--- BEGIN Provided data ---
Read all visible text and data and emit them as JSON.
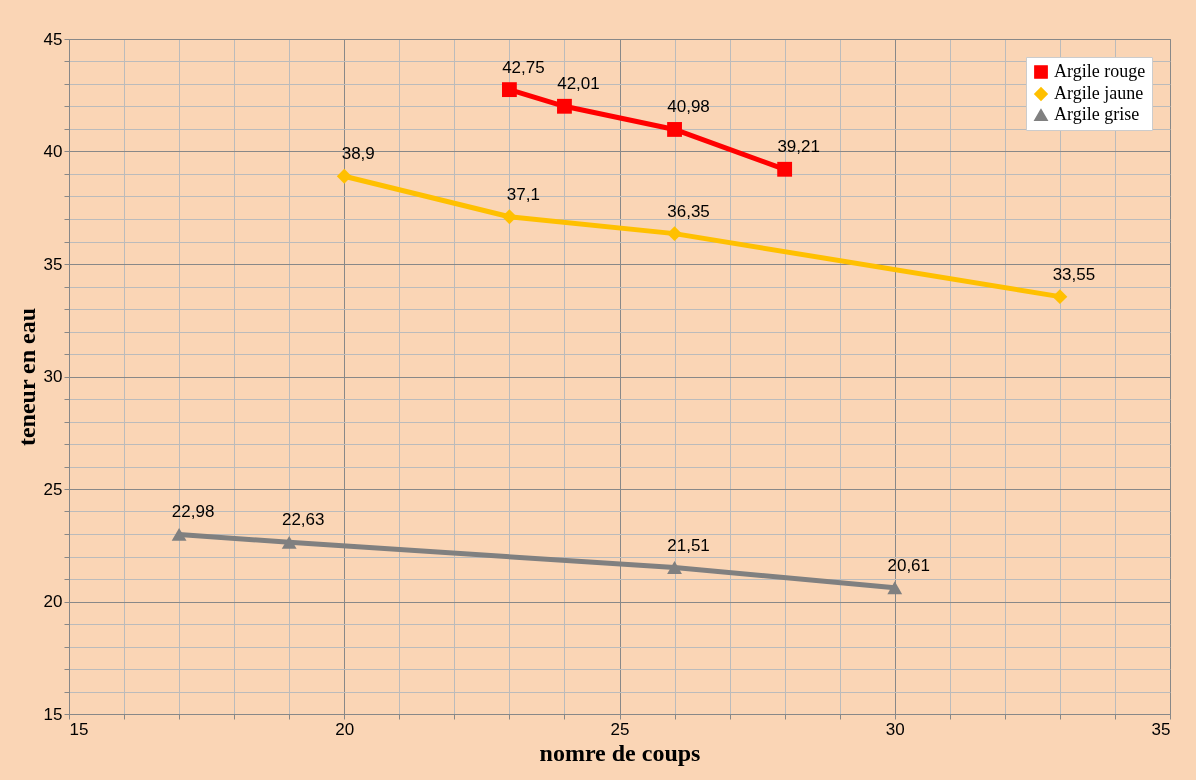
{
  "chart_data": {
    "type": "line",
    "xlabel": "nomre de coups",
    "ylabel": "teneur en eau",
    "xlim": [
      15,
      35
    ],
    "ylim": [
      15,
      45
    ],
    "xticks": [
      15,
      {
        "value": 16,
        "label": null
      },
      {
        "value": 17,
        "label": null
      },
      {
        "value": 18,
        "label": null
      },
      {
        "value": 19,
        "label": null
      },
      20,
      {
        "value": 21,
        "label": null
      },
      {
        "value": 22,
        "label": null
      },
      {
        "value": 23,
        "label": null
      },
      {
        "value": 24,
        "label": null
      },
      25,
      {
        "value": 26,
        "label": null
      },
      {
        "value": 27,
        "label": null
      },
      {
        "value": 28,
        "label": null
      },
      {
        "value": 29,
        "label": null
      },
      30,
      {
        "value": 31,
        "label": null
      },
      {
        "value": 32,
        "label": null
      },
      {
        "value": 33,
        "label": null
      },
      {
        "value": 34,
        "label": null
      },
      35
    ],
    "yticks": [
      15,
      {
        "value": 16,
        "label": null
      },
      {
        "value": 17,
        "label": null
      },
      {
        "value": 18,
        "label": null
      },
      {
        "value": 19,
        "label": null
      },
      20,
      {
        "value": 21,
        "label": null
      },
      {
        "value": 22,
        "label": null
      },
      {
        "value": 23,
        "label": null
      },
      {
        "value": 24,
        "label": null
      },
      25,
      {
        "value": 26,
        "label": null
      },
      {
        "value": 27,
        "label": null
      },
      {
        "value": 28,
        "label": null
      },
      {
        "value": 29,
        "label": null
      },
      30,
      {
        "value": 31,
        "label": null
      },
      {
        "value": 32,
        "label": null
      },
      {
        "value": 33,
        "label": null
      },
      {
        "value": 34,
        "label": null
      },
      35,
      {
        "value": 36,
        "label": null
      },
      {
        "value": 37,
        "label": null
      },
      {
        "value": 38,
        "label": null
      },
      {
        "value": 39,
        "label": null
      },
      40,
      {
        "value": 41,
        "label": null
      },
      {
        "value": 42,
        "label": null
      },
      {
        "value": 43,
        "label": null
      },
      {
        "value": 44,
        "label": null
      },
      45
    ],
    "grid": true,
    "legend": "top right",
    "line_style": "solid",
    "series": [
      {
        "name": "Argile rouge",
        "color": "#ff0000",
        "marker": "square",
        "x": [
          23,
          24,
          26,
          28
        ],
        "values": [
          42.75,
          42.01,
          40.98,
          39.21
        ],
        "value_labels": [
          "42,75",
          "42,01",
          "40,98",
          "39,21"
        ]
      },
      {
        "name": "Argile jaune",
        "color": "#ffc000",
        "marker": "diamond",
        "x": [
          20,
          23,
          26,
          33
        ],
        "values": [
          38.9,
          37.1,
          36.35,
          33.55
        ],
        "value_labels": [
          "38,9",
          "37,1",
          "36,35",
          "33,55"
        ]
      },
      {
        "name": "Argile grise",
        "color": "#808080",
        "marker": "triangle",
        "x": [
          17,
          19,
          26,
          30
        ],
        "values": [
          22.98,
          22.63,
          21.51,
          20.61
        ],
        "value_labels": [
          "22,98",
          "22,63",
          "21,51",
          "20,61"
        ]
      }
    ]
  }
}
--- END Provided data ---
▸ **Requirements**:
All records above are to be printed exactly, minus the pictures they contain.

▸ **Reply**:
Read all visible text and data and emit them as JSON.
{
  "chart_data": {
    "type": "line",
    "xlabel": "nomre de coups",
    "ylabel": "teneur en eau",
    "xlim": [
      15,
      35
    ],
    "ylim": [
      15,
      45
    ],
    "xticks": [
      15,
      {
        "value": 16,
        "label": null
      },
      {
        "value": 17,
        "label": null
      },
      {
        "value": 18,
        "label": null
      },
      {
        "value": 19,
        "label": null
      },
      20,
      {
        "value": 21,
        "label": null
      },
      {
        "value": 22,
        "label": null
      },
      {
        "value": 23,
        "label": null
      },
      {
        "value": 24,
        "label": null
      },
      25,
      {
        "value": 26,
        "label": null
      },
      {
        "value": 27,
        "label": null
      },
      {
        "value": 28,
        "label": null
      },
      {
        "value": 29,
        "label": null
      },
      30,
      {
        "value": 31,
        "label": null
      },
      {
        "value": 32,
        "label": null
      },
      {
        "value": 33,
        "label": null
      },
      {
        "value": 34,
        "label": null
      },
      35
    ],
    "yticks": [
      15,
      {
        "value": 16,
        "label": null
      },
      {
        "value": 17,
        "label": null
      },
      {
        "value": 18,
        "label": null
      },
      {
        "value": 19,
        "label": null
      },
      20,
      {
        "value": 21,
        "label": null
      },
      {
        "value": 22,
        "label": null
      },
      {
        "value": 23,
        "label": null
      },
      {
        "value": 24,
        "label": null
      },
      25,
      {
        "value": 26,
        "label": null
      },
      {
        "value": 27,
        "label": null
      },
      {
        "value": 28,
        "label": null
      },
      {
        "value": 29,
        "label": null
      },
      30,
      {
        "value": 31,
        "label": null
      },
      {
        "value": 32,
        "label": null
      },
      {
        "value": 33,
        "label": null
      },
      {
        "value": 34,
        "label": null
      },
      35,
      {
        "value": 36,
        "label": null
      },
      {
        "value": 37,
        "label": null
      },
      {
        "value": 38,
        "label": null
      },
      {
        "value": 39,
        "label": null
      },
      40,
      {
        "value": 41,
        "label": null
      },
      {
        "value": 42,
        "label": null
      },
      {
        "value": 43,
        "label": null
      },
      {
        "value": 44,
        "label": null
      },
      45
    ],
    "grid": true,
    "legend": "top right",
    "line_style": "solid",
    "series": [
      {
        "name": "Argile rouge",
        "color": "#ff0000",
        "marker": "square",
        "x": [
          23,
          24,
          26,
          28
        ],
        "values": [
          42.75,
          42.01,
          40.98,
          39.21
        ],
        "value_labels": [
          "42,75",
          "42,01",
          "40,98",
          "39,21"
        ]
      },
      {
        "name": "Argile jaune",
        "color": "#ffc000",
        "marker": "diamond",
        "x": [
          20,
          23,
          26,
          33
        ],
        "values": [
          38.9,
          37.1,
          36.35,
          33.55
        ],
        "value_labels": [
          "38,9",
          "37,1",
          "36,35",
          "33,55"
        ]
      },
      {
        "name": "Argile grise",
        "color": "#808080",
        "marker": "triangle",
        "x": [
          17,
          19,
          26,
          30
        ],
        "values": [
          22.98,
          22.63,
          21.51,
          20.61
        ],
        "value_labels": [
          "22,98",
          "22,63",
          "21,51",
          "20,61"
        ]
      }
    ]
  }
}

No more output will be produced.